- **Request**:
Write out each record again exactly as it stands.

(Dataset rows)

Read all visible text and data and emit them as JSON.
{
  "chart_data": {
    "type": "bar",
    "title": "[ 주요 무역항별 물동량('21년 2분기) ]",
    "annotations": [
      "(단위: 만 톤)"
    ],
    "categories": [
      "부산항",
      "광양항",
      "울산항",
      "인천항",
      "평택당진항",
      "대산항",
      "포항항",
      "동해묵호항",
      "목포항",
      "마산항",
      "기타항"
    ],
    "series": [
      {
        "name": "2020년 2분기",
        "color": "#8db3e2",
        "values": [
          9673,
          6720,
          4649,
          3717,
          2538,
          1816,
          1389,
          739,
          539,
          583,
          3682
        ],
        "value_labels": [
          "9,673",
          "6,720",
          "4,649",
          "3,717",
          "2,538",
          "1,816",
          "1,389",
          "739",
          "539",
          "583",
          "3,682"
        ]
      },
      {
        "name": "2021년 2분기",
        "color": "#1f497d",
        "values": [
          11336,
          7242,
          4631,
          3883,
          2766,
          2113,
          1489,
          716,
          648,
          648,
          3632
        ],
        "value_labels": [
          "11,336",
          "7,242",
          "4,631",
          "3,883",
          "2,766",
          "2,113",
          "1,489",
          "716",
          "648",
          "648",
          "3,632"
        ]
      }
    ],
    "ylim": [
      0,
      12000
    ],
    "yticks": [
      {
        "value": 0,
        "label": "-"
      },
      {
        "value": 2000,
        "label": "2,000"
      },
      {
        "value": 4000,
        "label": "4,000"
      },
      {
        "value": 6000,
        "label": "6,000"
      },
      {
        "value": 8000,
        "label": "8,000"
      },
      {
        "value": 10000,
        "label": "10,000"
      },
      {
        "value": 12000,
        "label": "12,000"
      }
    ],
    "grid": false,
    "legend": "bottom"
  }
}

- **Exercise solution**:
Read all visible text and data and emit them as JSON.
{
  "chart_data": {
    "type": "bar",
    "title": "[ 주요 무역항별 물동량('21년 2분기) ]",
    "annotations": [
      "(단위: 만 톤)"
    ],
    "categories": [
      "부산항",
      "광양항",
      "울산항",
      "인천항",
      "평택당진항",
      "대산항",
      "포항항",
      "동해묵호항",
      "목포항",
      "마산항",
      "기타항"
    ],
    "series": [
      {
        "name": "2020년 2분기",
        "color": "#8db3e2",
        "values": [
          9673,
          6720,
          4649,
          3717,
          2538,
          1816,
          1389,
          739,
          539,
          583,
          3682
        ],
        "value_labels": [
          "9,673",
          "6,720",
          "4,649",
          "3,717",
          "2,538",
          "1,816",
          "1,389",
          "739",
          "539",
          "583",
          "3,682"
        ]
      },
      {
        "name": "2021년 2분기",
        "color": "#1f497d",
        "values": [
          11336,
          7242,
          4631,
          3883,
          2766,
          2113,
          1489,
          716,
          648,
          648,
          3632
        ],
        "value_labels": [
          "11,336",
          "7,242",
          "4,631",
          "3,883",
          "2,766",
          "2,113",
          "1,489",
          "716",
          "648",
          "648",
          "3,632"
        ]
      }
    ],
    "ylim": [
      0,
      12000
    ],
    "yticks": [
      {
        "value": 0,
        "label": "-"
      },
      {
        "value": 2000,
        "label": "2,000"
      },
      {
        "value": 4000,
        "label": "4,000"
      },
      {
        "value": 6000,
        "label": "6,000"
      },
      {
        "value": 8000,
        "label": "8,000"
      },
      {
        "value": 10000,
        "label": "10,000"
      },
      {
        "value": 12000,
        "label": "12,000"
      }
    ],
    "grid": false,
    "legend": "bottom"
  }
}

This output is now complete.